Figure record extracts
%%

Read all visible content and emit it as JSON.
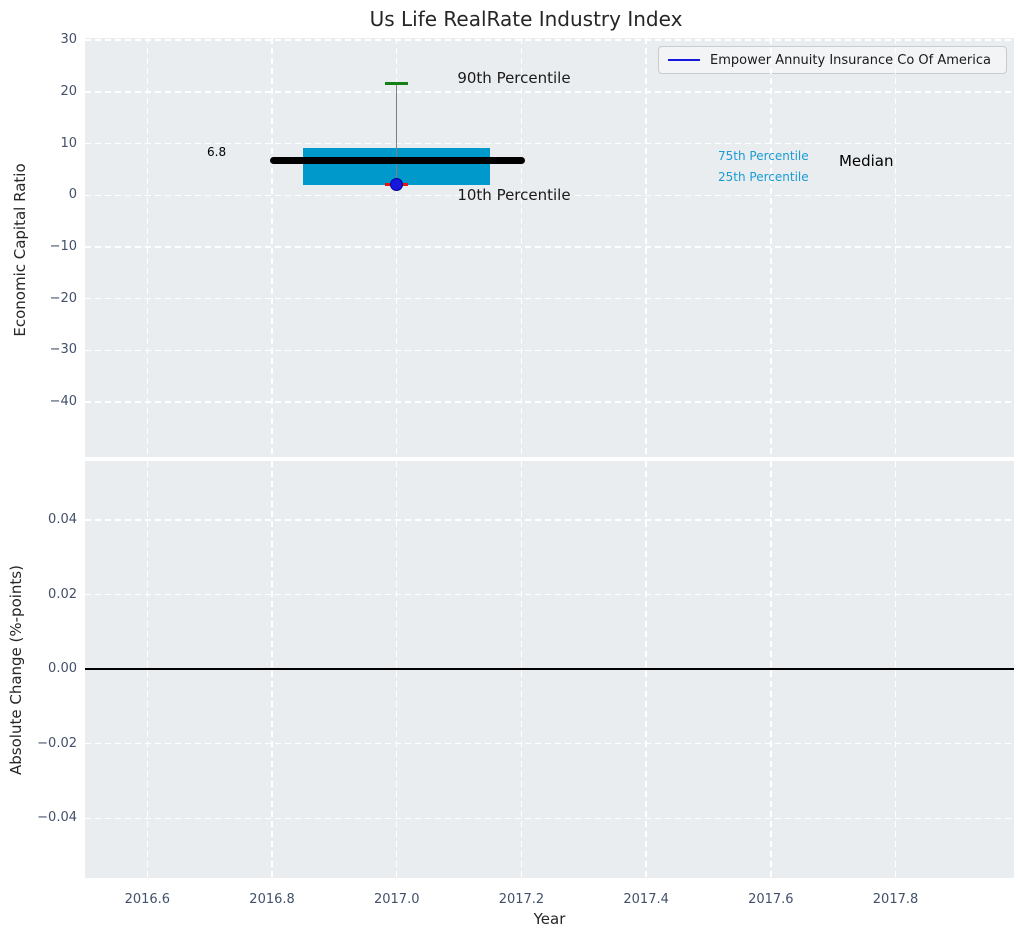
{
  "title": "Us Life RealRate Industry Index",
  "legend": {
    "label": "Empower Annuity Insurance Co Of America",
    "line_color": "#1717dd"
  },
  "colors": {
    "plot_bg": "#e9edef",
    "grid": "#ffffff",
    "box_fill": "#0099cc",
    "median_line": "#000000",
    "whisker": "#7f7f7f",
    "cap_90th": "#128012",
    "cap_10th": "#e51212",
    "company_dot": "#1717dd",
    "tick_label": "#42506a",
    "percentile_text": "#1a9cd4",
    "zero_line": "#000000"
  },
  "chart_data": [
    {
      "type": "box",
      "title": "Us Life RealRate Industry Index",
      "ylabel": "Economic Capital Ratio",
      "xlim": [
        2016.5,
        2017.99
      ],
      "ylim": [
        -50.6,
        30.4
      ],
      "grid": true,
      "legend_position": "upper right",
      "x_ticks": [
        {
          "v": 2016.6,
          "label": "2016.6"
        },
        {
          "v": 2016.8,
          "label": "2016.8"
        },
        {
          "v": 2017.0,
          "label": "2017.0"
        },
        {
          "v": 2017.2,
          "label": "2017.2"
        },
        {
          "v": 2017.4,
          "label": "2017.4"
        },
        {
          "v": 2017.6,
          "label": "2017.6"
        },
        {
          "v": 2017.8,
          "label": "2017.8"
        }
      ],
      "y_ticks": [
        {
          "v": 30,
          "label": "30"
        },
        {
          "v": 20,
          "label": "20"
        },
        {
          "v": 10,
          "label": "10"
        },
        {
          "v": 0,
          "label": "0"
        },
        {
          "v": -10,
          "label": "−10"
        },
        {
          "v": -20,
          "label": "−20"
        },
        {
          "v": -30,
          "label": "−30"
        },
        {
          "v": -40,
          "label": "−40"
        }
      ],
      "series": {
        "x": 2017.0,
        "p90": 21.7,
        "q75": 9.1,
        "median": 6.8,
        "q25": 1.9,
        "p10": 2.1,
        "company_value": 2.1,
        "box_span": [
          2016.85,
          2017.15
        ],
        "median_span": [
          2016.797,
          2017.206
        ],
        "cap_halfwidth": 0.0185
      },
      "annotations": [
        {
          "text": "6.8",
          "x": 2016.711,
          "y": 8.3,
          "color": "#000000",
          "size": 12
        },
        {
          "text": "90th Percentile",
          "x": 2017.188,
          "y": 22.8,
          "color": "#1a1a1a",
          "size": 15
        },
        {
          "text": "10th Percentile",
          "x": 2017.188,
          "y": 0.2,
          "color": "#1a1a1a",
          "size": 15
        },
        {
          "text": "75th Percentile",
          "x": 2017.588,
          "y": 7.5,
          "color": "#1a9cd4",
          "size": 12
        },
        {
          "text": "25th Percentile",
          "x": 2017.588,
          "y": 3.5,
          "color": "#1a9cd4",
          "size": 12
        },
        {
          "text": "Median",
          "x": 2017.753,
          "y": 6.6,
          "color": "#000000",
          "size": 15
        }
      ]
    },
    {
      "type": "line",
      "xlabel": "Year",
      "ylabel": "Absolute Change (%-points)",
      "xlim": [
        2016.5,
        2017.99
      ],
      "ylim": [
        -0.056,
        0.0558
      ],
      "grid": true,
      "x_ticks": [
        {
          "v": 2016.6,
          "label": "2016.6"
        },
        {
          "v": 2016.8,
          "label": "2016.8"
        },
        {
          "v": 2017.0,
          "label": "2017.0"
        },
        {
          "v": 2017.2,
          "label": "2017.2"
        },
        {
          "v": 2017.4,
          "label": "2017.4"
        },
        {
          "v": 2017.6,
          "label": "2017.6"
        },
        {
          "v": 2017.8,
          "label": "2017.8"
        }
      ],
      "y_ticks": [
        {
          "v": 0.04,
          "label": "0.04"
        },
        {
          "v": 0.02,
          "label": "0.02"
        },
        {
          "v": 0.0,
          "label": "0.00"
        },
        {
          "v": -0.02,
          "label": "−0.02"
        },
        {
          "v": -0.04,
          "label": "−0.04"
        }
      ],
      "hline": 0.0
    }
  ]
}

%%

EXERCISE PROMPT –
Set every line down exactly as written, leaving each picture out.

OUTPUT –
Read all visible content and emit it as JSON.
{
  "title": "Us Life RealRate Industry Index",
  "legend": {
    "label": "Empower Annuity Insurance Co Of America",
    "line_color": "#1717dd"
  },
  "colors": {
    "plot_bg": "#e9edef",
    "grid": "#ffffff",
    "box_fill": "#0099cc",
    "median_line": "#000000",
    "whisker": "#7f7f7f",
    "cap_90th": "#128012",
    "cap_10th": "#e51212",
    "company_dot": "#1717dd",
    "tick_label": "#42506a",
    "percentile_text": "#1a9cd4",
    "zero_line": "#000000"
  },
  "chart_data": [
    {
      "type": "box",
      "title": "Us Life RealRate Industry Index",
      "ylabel": "Economic Capital Ratio",
      "xlim": [
        2016.5,
        2017.99
      ],
      "ylim": [
        -50.6,
        30.4
      ],
      "grid": true,
      "legend_position": "upper right",
      "x_ticks": [
        {
          "v": 2016.6,
          "label": "2016.6"
        },
        {
          "v": 2016.8,
          "label": "2016.8"
        },
        {
          "v": 2017.0,
          "label": "2017.0"
        },
        {
          "v": 2017.2,
          "label": "2017.2"
        },
        {
          "v": 2017.4,
          "label": "2017.4"
        },
        {
          "v": 2017.6,
          "label": "2017.6"
        },
        {
          "v": 2017.8,
          "label": "2017.8"
        }
      ],
      "y_ticks": [
        {
          "v": 30,
          "label": "30"
        },
        {
          "v": 20,
          "label": "20"
        },
        {
          "v": 10,
          "label": "10"
        },
        {
          "v": 0,
          "label": "0"
        },
        {
          "v": -10,
          "label": "−10"
        },
        {
          "v": -20,
          "label": "−20"
        },
        {
          "v": -30,
          "label": "−30"
        },
        {
          "v": -40,
          "label": "−40"
        }
      ],
      "series": {
        "x": 2017.0,
        "p90": 21.7,
        "q75": 9.1,
        "median": 6.8,
        "q25": 1.9,
        "p10": 2.1,
        "company_value": 2.1,
        "box_span": [
          2016.85,
          2017.15
        ],
        "median_span": [
          2016.797,
          2017.206
        ],
        "cap_halfwidth": 0.0185
      },
      "annotations": [
        {
          "text": "6.8",
          "x": 2016.711,
          "y": 8.3,
          "color": "#000000",
          "size": 12
        },
        {
          "text": "90th Percentile",
          "x": 2017.188,
          "y": 22.8,
          "color": "#1a1a1a",
          "size": 15
        },
        {
          "text": "10th Percentile",
          "x": 2017.188,
          "y": 0.2,
          "color": "#1a1a1a",
          "size": 15
        },
        {
          "text": "75th Percentile",
          "x": 2017.588,
          "y": 7.5,
          "color": "#1a9cd4",
          "size": 12
        },
        {
          "text": "25th Percentile",
          "x": 2017.588,
          "y": 3.5,
          "color": "#1a9cd4",
          "size": 12
        },
        {
          "text": "Median",
          "x": 2017.753,
          "y": 6.6,
          "color": "#000000",
          "size": 15
        }
      ]
    },
    {
      "type": "line",
      "xlabel": "Year",
      "ylabel": "Absolute Change (%-points)",
      "xlim": [
        2016.5,
        2017.99
      ],
      "ylim": [
        -0.056,
        0.0558
      ],
      "grid": true,
      "x_ticks": [
        {
          "v": 2016.6,
          "label": "2016.6"
        },
        {
          "v": 2016.8,
          "label": "2016.8"
        },
        {
          "v": 2017.0,
          "label": "2017.0"
        },
        {
          "v": 2017.2,
          "label": "2017.2"
        },
        {
          "v": 2017.4,
          "label": "2017.4"
        },
        {
          "v": 2017.6,
          "label": "2017.6"
        },
        {
          "v": 2017.8,
          "label": "2017.8"
        }
      ],
      "y_ticks": [
        {
          "v": 0.04,
          "label": "0.04"
        },
        {
          "v": 0.02,
          "label": "0.02"
        },
        {
          "v": 0.0,
          "label": "0.00"
        },
        {
          "v": -0.02,
          "label": "−0.02"
        },
        {
          "v": -0.04,
          "label": "−0.04"
        }
      ],
      "hline": 0.0
    }
  ]
}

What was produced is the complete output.